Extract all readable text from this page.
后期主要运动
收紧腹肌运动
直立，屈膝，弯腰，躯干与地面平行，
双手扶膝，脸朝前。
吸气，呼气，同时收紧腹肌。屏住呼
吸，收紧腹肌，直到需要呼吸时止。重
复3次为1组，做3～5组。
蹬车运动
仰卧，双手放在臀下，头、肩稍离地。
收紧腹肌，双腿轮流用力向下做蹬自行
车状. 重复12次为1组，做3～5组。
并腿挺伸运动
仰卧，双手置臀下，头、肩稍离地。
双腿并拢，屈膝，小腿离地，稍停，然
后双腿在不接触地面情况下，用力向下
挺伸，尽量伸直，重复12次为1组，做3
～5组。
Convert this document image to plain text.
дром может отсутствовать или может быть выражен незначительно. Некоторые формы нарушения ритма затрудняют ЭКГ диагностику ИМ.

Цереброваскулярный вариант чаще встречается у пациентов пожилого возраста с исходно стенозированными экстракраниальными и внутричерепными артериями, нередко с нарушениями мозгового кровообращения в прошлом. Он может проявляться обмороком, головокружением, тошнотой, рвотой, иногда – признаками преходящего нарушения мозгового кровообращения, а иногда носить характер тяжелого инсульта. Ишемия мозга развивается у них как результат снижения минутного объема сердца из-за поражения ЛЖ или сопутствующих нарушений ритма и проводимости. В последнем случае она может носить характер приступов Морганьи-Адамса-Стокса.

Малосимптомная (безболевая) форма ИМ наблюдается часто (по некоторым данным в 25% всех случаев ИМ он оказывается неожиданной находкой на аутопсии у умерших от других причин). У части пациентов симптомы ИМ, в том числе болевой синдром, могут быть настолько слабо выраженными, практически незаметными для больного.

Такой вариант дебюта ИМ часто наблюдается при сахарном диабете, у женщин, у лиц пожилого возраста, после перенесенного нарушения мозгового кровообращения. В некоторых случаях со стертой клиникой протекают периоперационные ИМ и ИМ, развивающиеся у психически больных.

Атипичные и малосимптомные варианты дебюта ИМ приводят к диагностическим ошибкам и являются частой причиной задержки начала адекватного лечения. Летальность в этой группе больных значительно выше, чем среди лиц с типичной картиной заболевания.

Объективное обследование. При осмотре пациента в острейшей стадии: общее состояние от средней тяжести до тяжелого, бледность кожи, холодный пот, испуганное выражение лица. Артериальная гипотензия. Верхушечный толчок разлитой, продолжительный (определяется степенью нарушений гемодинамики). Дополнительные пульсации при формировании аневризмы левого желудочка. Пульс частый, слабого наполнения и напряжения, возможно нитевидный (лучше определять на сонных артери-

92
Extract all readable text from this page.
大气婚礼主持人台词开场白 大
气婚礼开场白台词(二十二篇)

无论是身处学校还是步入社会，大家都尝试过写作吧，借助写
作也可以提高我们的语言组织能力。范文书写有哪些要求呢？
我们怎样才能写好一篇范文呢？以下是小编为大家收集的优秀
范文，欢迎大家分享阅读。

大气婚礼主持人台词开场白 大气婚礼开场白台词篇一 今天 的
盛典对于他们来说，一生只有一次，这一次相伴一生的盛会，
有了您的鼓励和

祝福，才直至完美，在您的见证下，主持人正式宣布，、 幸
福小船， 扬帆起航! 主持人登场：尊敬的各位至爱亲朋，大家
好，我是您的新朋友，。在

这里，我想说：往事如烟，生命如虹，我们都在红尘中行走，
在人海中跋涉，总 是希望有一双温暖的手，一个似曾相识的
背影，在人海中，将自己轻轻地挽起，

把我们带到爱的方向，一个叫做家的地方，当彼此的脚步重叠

**REQUIREMENT**
Transcribe the whole listing exactly.

**TASK RESPONSE**
Extract all readable text from this page.
后期主要运动
收紧腹肌运动
直立，屈膝，弯腰，躯干与地面平行，
双手扶膝，脸朝前。
吸气，呼气，同时收紧腹肌。屏住呼
吸，收紧腹肌，直到需要呼吸时止。重
复3次为1组，做3～5组。
蹬车运动
仰卧，双手放在臀下，头、肩稍离地。
收紧腹肌，双腿轮流用力向下做蹬自行
车状. 重复12次为1组，做3～5组。
并腿挺伸运动
仰卧，双手置臀下，头、肩稍离地。
双腿并拢，屈膝，小腿离地，稍停，然
后双腿在不接触地面情况下，用力向下
挺伸，尽量伸直，重复12次为1组，做3
～5组。
Convert this document image to plain text.
дром может отсутствовать или может быть выражен незначительно. Некоторые формы нарушения ритма затрудняют ЭКГ диагностику ИМ.

Цереброваскулярный вариант чаще встречается у пациентов пожилого возраста с исходно стенозированными экстракраниальными и внутричерепными артериями, нередко с нарушениями мозгового кровообращения в прошлом. Он может проявляться обмороком, головокружением, тошнотой, рвотой, иногда – признаками преходящего нарушения мозгового кровообращения, а иногда носить характер тяжелого инсульта. Ишемия мозга развивается у них как результат снижения минутного объема сердца из-за поражения ЛЖ или сопутствующих нарушений ритма и проводимости. В последнем случае она может носить характер приступов Морганьи-Адамса-Стокса.

Малосимптомная (безболевая) форма ИМ наблюдается часто (по некоторым данным в 25% всех случаев ИМ он оказывается неожиданной находкой на аутопсии у умерших от других причин). У части пациентов симптомы ИМ, в том числе болевой синдром, могут быть настолько слабо выраженными, практически незаметными для больного.

Такой вариант дебюта ИМ часто наблюдается при сахарном диабете, у женщин, у лиц пожилого возраста, после перенесенного нарушения мозгового кровообращения. В некоторых случаях со стертой клиникой протекают периоперационные ИМ и ИМ, развивающиеся у психически больных.

Атипичные и малосимптомные варианты дебюта ИМ приводят к диагностическим ошибкам и являются частой причиной задержки начала адекватного лечения. Летальность в этой группе больных значительно выше, чем среди лиц с типичной картиной заболевания.

Объективное обследование. При осмотре пациента в острейшей стадии: общее состояние от средней тяжести до тяжелого, бледность кожи, холодный пот, испуганное выражение лица. Артериальная гипотензия. Верхушечный толчок разлитой, продолжительный (определяется степенью нарушений гемодинамики). Дополнительные пульсации при формировании аневризмы левого желудочка. Пульс частый, слабого наполнения и напряжения, возможно нитевидный (лучше определять на сонных артери-

92
Extract all readable text from this page.
大气婚礼主持人台词开场白 大
气婚礼开场白台词(二十二篇)

无论是身处学校还是步入社会，大家都尝试过写作吧，借助写
作也可以提高我们的语言组织能力。范文书写有哪些要求呢？
我们怎样才能写好一篇范文呢？以下是小编为大家收集的优秀
范文，欢迎大家分享阅读。

大气婚礼主持人台词开场白 大气婚礼开场白台词篇一 今天 的
盛典对于他们来说，一生只有一次，这一次相伴一生的盛会，
有了您的鼓励和

祝福，才直至完美，在您的见证下，主持人正式宣布，、 幸
福小船， 扬帆起航! 主持人登场：尊敬的各位至爱亲朋，大家
好，我是您的新朋友，。在

这里，我想说：往事如烟，生命如虹，我们都在红尘中行走，
在人海中跋涉，总 是希望有一双温暖的手，一个似曾相识的
背影，在人海中，将自己轻轻地挽起，

把我们带到爱的方向，一个叫做家的地方，当彼此的脚步重叠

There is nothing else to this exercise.